:: Given records ::

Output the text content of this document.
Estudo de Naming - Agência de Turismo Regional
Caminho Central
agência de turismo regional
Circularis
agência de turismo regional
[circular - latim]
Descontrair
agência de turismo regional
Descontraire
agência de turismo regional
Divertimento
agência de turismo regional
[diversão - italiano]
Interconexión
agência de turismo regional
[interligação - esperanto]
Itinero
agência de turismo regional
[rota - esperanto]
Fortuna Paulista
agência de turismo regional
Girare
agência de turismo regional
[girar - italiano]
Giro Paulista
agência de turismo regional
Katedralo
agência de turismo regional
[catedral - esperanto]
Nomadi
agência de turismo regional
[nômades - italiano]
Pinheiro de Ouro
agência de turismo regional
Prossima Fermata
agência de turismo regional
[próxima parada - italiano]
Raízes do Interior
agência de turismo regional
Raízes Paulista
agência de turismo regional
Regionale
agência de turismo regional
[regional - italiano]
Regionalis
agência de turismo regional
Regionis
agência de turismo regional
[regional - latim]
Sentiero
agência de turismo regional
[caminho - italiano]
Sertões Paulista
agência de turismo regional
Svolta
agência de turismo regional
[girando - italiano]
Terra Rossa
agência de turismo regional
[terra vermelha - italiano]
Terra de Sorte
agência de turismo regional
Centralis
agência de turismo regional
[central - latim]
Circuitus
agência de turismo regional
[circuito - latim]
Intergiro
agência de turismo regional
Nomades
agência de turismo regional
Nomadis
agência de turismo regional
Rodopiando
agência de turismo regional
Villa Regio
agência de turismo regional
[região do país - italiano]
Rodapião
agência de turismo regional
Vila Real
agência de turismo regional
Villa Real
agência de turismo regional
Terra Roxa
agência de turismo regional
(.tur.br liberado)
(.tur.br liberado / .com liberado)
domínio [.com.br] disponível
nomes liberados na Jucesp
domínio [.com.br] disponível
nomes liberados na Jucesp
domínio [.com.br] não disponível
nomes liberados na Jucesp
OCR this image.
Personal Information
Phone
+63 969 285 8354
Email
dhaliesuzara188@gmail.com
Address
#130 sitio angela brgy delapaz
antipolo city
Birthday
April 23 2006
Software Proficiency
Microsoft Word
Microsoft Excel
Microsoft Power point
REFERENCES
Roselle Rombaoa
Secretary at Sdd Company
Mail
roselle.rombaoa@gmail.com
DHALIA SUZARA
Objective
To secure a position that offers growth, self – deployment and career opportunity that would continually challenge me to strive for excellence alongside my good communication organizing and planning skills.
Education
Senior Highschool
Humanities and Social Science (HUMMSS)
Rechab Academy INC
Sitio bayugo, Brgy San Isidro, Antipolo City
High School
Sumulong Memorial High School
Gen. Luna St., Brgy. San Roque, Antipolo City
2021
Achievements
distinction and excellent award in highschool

:: What to do ::
Copy exactly the lines of the listing above, beginning at the line with "OCR this image." and ending at its final line; write out nothing else.

:: Result ::
OCR this image.
Personal Information
Phone
+63 969 285 8354
Email
dhaliesuzara188@gmail.com
Address
#130 sitio angela brgy delapaz
antipolo city
Birthday
April 23 2006
Software Proficiency
Microsoft Word
Microsoft Excel
Microsoft Power point
REFERENCES
Roselle Rombaoa
Secretary at Sdd Company
Mail
roselle.rombaoa@gmail.com
DHALIA SUZARA
Objective
To secure a position that offers growth, self – deployment and career opportunity that would continually challenge me to strive for excellence alongside my good communication organizing and planning skills.
Education
Senior Highschool
Humanities and Social Science (HUMMSS)
Rechab Academy INC
Sitio bayugo, Brgy San Isidro, Antipolo City
High School
Sumulong Memorial High School
Gen. Luna St., Brgy. San Roque, Antipolo City
2021
Achievements
distinction and excellent award in highschool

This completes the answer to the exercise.